**WORK TO BE COMPLETED:**
Tally the lines that hold the string "Positions", and reply with the count alone.

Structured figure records
◇ ◇ ◇ ◇ ◇
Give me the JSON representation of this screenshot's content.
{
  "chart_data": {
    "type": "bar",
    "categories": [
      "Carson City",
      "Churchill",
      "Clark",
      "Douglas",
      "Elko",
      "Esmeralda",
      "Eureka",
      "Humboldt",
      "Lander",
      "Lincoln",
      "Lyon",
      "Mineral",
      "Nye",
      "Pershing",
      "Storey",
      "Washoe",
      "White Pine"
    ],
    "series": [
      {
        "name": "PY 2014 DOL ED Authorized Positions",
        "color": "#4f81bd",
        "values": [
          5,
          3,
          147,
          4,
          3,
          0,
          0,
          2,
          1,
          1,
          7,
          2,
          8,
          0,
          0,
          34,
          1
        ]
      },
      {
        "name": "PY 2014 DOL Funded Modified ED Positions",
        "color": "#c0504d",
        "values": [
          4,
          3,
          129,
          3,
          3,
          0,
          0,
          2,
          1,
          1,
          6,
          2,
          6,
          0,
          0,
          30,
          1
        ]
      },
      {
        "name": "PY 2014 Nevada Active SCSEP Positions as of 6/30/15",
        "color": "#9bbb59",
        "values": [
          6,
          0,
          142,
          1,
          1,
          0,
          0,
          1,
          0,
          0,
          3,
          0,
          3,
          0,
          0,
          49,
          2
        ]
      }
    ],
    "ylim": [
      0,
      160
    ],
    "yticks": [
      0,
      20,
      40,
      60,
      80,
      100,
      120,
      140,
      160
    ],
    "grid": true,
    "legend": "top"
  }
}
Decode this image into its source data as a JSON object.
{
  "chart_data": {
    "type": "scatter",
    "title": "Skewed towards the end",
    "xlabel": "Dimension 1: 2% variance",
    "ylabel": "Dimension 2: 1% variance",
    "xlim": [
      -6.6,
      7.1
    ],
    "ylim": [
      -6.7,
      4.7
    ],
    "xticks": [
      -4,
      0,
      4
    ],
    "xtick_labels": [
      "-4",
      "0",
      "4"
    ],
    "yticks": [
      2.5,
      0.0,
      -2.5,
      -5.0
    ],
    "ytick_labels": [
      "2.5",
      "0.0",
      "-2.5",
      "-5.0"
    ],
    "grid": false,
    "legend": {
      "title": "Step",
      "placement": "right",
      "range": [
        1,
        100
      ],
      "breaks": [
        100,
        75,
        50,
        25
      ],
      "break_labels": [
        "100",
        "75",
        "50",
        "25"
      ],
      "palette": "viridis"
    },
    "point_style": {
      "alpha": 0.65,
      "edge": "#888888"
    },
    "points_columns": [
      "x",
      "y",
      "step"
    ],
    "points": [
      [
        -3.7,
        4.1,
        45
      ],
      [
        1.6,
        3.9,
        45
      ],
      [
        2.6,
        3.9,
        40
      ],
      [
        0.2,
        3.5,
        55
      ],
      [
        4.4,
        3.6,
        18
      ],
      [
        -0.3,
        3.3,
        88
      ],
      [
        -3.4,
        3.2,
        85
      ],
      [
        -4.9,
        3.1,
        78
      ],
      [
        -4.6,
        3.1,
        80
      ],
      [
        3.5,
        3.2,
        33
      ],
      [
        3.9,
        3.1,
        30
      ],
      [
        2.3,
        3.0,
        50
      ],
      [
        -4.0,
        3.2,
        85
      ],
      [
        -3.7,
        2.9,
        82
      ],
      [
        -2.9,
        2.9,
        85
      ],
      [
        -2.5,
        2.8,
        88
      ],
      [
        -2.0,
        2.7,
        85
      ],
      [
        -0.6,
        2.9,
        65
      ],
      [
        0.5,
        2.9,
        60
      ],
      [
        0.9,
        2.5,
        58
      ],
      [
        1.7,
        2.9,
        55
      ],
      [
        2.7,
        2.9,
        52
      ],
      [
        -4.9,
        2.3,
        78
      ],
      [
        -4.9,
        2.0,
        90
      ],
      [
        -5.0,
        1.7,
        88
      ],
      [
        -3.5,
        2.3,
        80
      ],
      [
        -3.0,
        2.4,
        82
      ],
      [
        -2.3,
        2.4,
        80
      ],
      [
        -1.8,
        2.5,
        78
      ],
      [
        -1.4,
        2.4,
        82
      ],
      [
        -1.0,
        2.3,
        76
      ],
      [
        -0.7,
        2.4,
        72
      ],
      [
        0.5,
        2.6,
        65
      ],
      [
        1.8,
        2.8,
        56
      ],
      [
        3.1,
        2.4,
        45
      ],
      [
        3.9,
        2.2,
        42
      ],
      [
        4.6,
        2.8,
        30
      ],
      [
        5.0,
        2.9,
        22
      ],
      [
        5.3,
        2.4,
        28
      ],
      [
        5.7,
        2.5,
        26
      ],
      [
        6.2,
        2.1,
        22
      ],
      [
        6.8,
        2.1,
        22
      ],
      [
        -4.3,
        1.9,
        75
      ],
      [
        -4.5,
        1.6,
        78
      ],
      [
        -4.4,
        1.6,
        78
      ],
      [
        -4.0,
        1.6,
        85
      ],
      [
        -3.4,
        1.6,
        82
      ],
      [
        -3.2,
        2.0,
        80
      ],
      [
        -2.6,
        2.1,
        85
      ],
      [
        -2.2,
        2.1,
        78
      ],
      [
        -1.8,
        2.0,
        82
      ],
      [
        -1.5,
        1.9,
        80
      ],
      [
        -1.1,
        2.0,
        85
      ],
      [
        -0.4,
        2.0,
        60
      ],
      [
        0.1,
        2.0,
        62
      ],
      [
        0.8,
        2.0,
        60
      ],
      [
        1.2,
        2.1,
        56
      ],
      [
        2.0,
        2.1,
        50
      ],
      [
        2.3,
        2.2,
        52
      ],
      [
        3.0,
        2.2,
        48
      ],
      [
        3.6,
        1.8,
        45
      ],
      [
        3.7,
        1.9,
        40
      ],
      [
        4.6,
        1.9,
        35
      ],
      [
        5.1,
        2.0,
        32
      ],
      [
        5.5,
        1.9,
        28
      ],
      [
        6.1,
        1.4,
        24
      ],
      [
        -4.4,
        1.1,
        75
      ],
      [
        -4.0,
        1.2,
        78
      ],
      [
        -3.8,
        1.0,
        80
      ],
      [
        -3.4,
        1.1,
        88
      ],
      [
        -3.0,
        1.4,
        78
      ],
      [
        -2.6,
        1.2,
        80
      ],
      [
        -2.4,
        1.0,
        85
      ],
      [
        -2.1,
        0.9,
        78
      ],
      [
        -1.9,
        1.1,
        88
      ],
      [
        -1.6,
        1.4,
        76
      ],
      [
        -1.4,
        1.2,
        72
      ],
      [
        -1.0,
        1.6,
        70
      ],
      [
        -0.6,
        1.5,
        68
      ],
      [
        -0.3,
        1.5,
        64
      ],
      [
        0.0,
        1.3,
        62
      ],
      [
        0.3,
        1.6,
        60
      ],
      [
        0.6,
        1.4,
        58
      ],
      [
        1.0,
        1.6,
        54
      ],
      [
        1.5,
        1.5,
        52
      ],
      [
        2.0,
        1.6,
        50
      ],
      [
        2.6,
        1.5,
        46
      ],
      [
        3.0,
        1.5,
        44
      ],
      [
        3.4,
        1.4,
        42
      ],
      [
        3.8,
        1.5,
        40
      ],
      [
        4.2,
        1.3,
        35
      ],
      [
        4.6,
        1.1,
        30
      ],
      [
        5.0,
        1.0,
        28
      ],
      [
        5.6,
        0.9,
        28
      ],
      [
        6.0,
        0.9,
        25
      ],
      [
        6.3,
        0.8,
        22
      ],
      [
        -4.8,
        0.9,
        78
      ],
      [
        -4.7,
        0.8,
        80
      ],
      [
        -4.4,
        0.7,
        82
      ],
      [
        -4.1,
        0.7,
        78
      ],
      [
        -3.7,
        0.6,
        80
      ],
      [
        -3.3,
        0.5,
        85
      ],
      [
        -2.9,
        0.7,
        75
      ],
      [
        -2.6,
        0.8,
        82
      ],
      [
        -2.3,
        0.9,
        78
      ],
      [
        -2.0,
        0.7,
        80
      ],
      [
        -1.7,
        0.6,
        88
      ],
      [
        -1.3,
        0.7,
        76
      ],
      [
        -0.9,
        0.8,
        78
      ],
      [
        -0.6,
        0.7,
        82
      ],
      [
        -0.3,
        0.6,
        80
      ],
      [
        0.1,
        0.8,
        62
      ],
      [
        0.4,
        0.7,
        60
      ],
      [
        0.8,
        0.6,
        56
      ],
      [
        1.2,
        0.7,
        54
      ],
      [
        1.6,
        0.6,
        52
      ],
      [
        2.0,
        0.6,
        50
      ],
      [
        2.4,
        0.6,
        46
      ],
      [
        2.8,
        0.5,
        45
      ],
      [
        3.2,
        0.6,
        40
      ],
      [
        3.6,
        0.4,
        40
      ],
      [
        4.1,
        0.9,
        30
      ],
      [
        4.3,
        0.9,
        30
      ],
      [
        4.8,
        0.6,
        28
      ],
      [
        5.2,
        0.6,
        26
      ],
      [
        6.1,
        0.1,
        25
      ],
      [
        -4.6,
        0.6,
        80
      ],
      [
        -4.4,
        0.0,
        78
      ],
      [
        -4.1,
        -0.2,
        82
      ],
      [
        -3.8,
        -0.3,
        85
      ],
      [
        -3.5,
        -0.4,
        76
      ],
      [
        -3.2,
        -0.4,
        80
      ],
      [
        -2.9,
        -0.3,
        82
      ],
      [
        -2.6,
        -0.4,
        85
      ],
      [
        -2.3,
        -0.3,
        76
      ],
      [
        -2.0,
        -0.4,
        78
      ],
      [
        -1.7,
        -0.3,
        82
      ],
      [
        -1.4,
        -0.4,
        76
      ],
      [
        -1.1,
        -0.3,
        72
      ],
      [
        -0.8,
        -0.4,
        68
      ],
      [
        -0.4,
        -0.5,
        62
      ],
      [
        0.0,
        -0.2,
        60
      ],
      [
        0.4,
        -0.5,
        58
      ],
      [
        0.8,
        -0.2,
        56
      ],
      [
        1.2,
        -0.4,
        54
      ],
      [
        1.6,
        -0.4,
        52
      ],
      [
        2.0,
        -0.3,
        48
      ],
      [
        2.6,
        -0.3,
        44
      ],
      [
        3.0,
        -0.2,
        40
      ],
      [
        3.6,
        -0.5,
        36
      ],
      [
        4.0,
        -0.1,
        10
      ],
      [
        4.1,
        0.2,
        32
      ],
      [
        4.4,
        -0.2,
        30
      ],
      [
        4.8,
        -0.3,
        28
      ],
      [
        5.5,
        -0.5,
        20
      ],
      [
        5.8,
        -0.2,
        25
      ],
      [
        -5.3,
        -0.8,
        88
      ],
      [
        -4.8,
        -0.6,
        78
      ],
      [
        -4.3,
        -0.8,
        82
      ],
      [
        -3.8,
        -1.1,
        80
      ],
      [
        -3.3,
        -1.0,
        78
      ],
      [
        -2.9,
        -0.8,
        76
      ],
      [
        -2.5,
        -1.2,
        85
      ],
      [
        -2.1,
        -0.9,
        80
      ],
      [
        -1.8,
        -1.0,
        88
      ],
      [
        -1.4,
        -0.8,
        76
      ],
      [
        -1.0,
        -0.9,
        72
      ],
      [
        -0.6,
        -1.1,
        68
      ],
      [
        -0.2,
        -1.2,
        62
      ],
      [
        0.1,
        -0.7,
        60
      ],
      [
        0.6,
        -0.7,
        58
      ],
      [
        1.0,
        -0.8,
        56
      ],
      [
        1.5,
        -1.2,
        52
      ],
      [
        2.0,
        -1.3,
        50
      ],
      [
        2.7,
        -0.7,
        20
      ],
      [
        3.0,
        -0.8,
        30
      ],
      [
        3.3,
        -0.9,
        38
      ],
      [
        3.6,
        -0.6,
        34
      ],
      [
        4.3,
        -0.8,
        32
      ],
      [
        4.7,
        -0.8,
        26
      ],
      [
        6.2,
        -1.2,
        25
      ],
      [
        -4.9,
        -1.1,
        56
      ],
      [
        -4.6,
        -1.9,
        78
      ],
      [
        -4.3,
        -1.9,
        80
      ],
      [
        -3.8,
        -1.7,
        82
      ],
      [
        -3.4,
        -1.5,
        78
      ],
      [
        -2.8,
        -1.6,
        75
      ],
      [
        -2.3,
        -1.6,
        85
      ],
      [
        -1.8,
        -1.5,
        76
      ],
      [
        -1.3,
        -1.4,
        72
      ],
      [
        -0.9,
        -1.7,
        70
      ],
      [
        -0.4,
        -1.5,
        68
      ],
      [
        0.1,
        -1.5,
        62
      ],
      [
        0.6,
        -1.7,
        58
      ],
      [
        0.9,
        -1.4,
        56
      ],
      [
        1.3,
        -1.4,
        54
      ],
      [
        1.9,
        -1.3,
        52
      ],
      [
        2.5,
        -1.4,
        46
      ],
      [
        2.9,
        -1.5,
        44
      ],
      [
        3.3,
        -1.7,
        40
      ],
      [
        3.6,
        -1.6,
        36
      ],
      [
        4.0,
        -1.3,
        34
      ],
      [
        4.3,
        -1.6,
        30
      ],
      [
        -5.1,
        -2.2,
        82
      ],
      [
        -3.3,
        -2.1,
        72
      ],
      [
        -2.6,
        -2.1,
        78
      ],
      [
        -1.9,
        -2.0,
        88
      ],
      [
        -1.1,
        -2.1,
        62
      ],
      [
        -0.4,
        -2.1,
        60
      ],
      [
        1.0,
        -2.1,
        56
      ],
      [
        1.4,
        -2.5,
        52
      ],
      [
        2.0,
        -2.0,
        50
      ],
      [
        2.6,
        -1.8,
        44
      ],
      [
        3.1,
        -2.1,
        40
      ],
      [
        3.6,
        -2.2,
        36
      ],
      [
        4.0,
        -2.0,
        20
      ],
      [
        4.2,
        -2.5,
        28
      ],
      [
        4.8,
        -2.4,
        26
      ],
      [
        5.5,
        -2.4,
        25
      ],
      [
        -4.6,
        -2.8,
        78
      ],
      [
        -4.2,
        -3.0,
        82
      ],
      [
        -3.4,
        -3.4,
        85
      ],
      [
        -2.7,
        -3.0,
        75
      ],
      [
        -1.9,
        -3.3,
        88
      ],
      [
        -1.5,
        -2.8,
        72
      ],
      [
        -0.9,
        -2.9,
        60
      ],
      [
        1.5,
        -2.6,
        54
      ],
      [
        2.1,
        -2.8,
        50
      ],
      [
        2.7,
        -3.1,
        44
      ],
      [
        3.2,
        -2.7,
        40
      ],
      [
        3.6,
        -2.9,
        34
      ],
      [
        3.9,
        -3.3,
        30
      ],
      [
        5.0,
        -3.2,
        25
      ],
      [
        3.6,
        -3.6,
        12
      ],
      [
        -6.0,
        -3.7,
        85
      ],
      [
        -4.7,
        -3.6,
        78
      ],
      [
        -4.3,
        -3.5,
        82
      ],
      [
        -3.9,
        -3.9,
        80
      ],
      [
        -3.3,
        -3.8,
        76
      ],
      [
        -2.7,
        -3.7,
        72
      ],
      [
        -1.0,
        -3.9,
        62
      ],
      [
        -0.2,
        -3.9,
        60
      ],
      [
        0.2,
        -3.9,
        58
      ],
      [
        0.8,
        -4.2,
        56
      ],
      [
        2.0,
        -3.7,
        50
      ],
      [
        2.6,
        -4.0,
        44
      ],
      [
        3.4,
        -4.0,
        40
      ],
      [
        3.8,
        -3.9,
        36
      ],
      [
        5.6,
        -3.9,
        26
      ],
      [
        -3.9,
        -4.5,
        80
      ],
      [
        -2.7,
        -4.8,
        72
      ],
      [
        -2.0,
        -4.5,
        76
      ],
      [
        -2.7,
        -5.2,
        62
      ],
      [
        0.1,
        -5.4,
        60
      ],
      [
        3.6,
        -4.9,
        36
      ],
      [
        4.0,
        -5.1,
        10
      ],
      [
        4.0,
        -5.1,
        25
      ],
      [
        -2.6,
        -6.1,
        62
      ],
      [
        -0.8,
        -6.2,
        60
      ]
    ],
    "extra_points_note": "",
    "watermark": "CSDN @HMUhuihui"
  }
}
◇ ◇ ◇ ◇ ◇
**RESULT OF THIS EXERCISE:**
3